• _Given request_:
Take each line containing "cost" and report it exactly as written.

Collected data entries
-=-=-

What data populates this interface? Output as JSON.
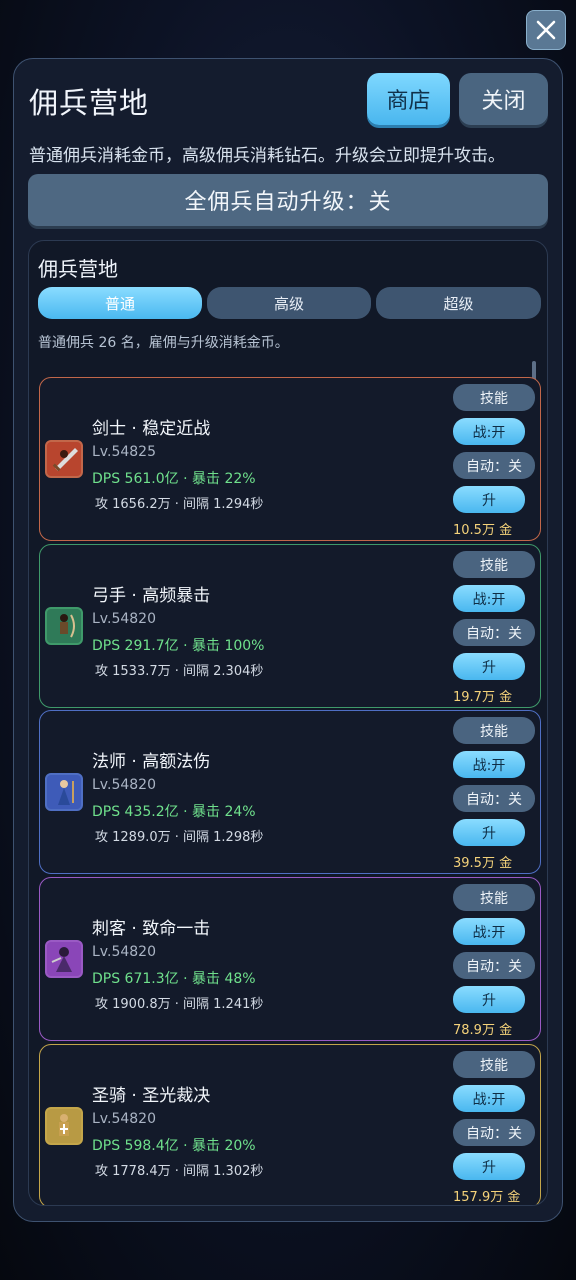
{
  "window": {
    "title": "佣兵营地",
    "close_icon": "close-icon"
  },
  "header": {
    "shop_label": "商店",
    "close_label": "关闭",
    "description": "普通佣兵消耗金币，高级佣兵消耗钻石。升级会立即提升攻击。",
    "auto_upgrade_label": "全佣兵自动升级：关"
  },
  "camp": {
    "title": "佣兵营地",
    "tabs": [
      {
        "label": "普通",
        "active": true
      },
      {
        "label": "高级",
        "active": false
      },
      {
        "label": "超级",
        "active": false
      }
    ],
    "count_text": "普通佣兵 26 名，雇佣与升级消耗金币。"
  },
  "mercenaries": [
    {
      "name": "剑士 · 稳定近战",
      "level": "Lv.54825",
      "dps": "DPS 561.0亿 · 暴击 22%",
      "atk": "攻 1656.2万 · 间隔 1.294秒",
      "skill_label": "技能",
      "battle_label": "战:开",
      "auto_label": "自动：关",
      "upgrade_label": "升",
      "cost": "10.5万 金",
      "border_color": "#c2674a",
      "avatar_color": "#b8452e",
      "icon": "swordsman-icon"
    },
    {
      "name": "弓手 · 高频暴击",
      "level": "Lv.54820",
      "dps": "DPS 291.7亿 · 暴击 100%",
      "atk": "攻 1533.7万 · 间隔 2.304秒",
      "skill_label": "技能",
      "battle_label": "战:开",
      "auto_label": "自动：关",
      "upgrade_label": "升",
      "cost": "19.7万 金",
      "border_color": "#3f9a6a",
      "avatar_color": "#2f7a58",
      "icon": "archer-icon"
    },
    {
      "name": "法师 · 高额法伤",
      "level": "Lv.54820",
      "dps": "DPS 435.2亿 · 暴击 24%",
      "atk": "攻 1289.0万 · 间隔 1.298秒",
      "skill_label": "技能",
      "battle_label": "战:开",
      "auto_label": "自动：关",
      "upgrade_label": "升",
      "cost": "39.5万 金",
      "border_color": "#4f6fc4",
      "avatar_color": "#3e5bb8",
      "icon": "mage-icon"
    },
    {
      "name": "刺客 · 致命一击",
      "level": "Lv.54820",
      "dps": "DPS 671.3亿 · 暴击 48%",
      "atk": "攻 1900.8万 · 间隔 1.241秒",
      "skill_label": "技能",
      "battle_label": "战:开",
      "auto_label": "自动：关",
      "upgrade_label": "升",
      "cost": "78.9万 金",
      "border_color": "#9a5ac4",
      "avatar_color": "#8a46b8",
      "icon": "assassin-icon"
    },
    {
      "name": "圣骑 · 圣光裁决",
      "level": "Lv.54820",
      "dps": "DPS 598.4亿 · 暴击 20%",
      "atk": "攻 1778.4万 · 间隔 1.302秒",
      "skill_label": "技能",
      "battle_label": "战:开",
      "auto_label": "自动：关",
      "upgrade_label": "升",
      "cost": "157.9万 金",
      "border_color": "#c4a64a",
      "avatar_color": "#b89a44",
      "icon": "paladin-icon"
    }
  ]
}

-=-=-

• _Full response_:
      "cost": "10.5万 金",
      "cost": "19.7万 金",
      "cost": "39.5万 金",
      "cost": "78.9万 金",
      "cost": "157.9万 金",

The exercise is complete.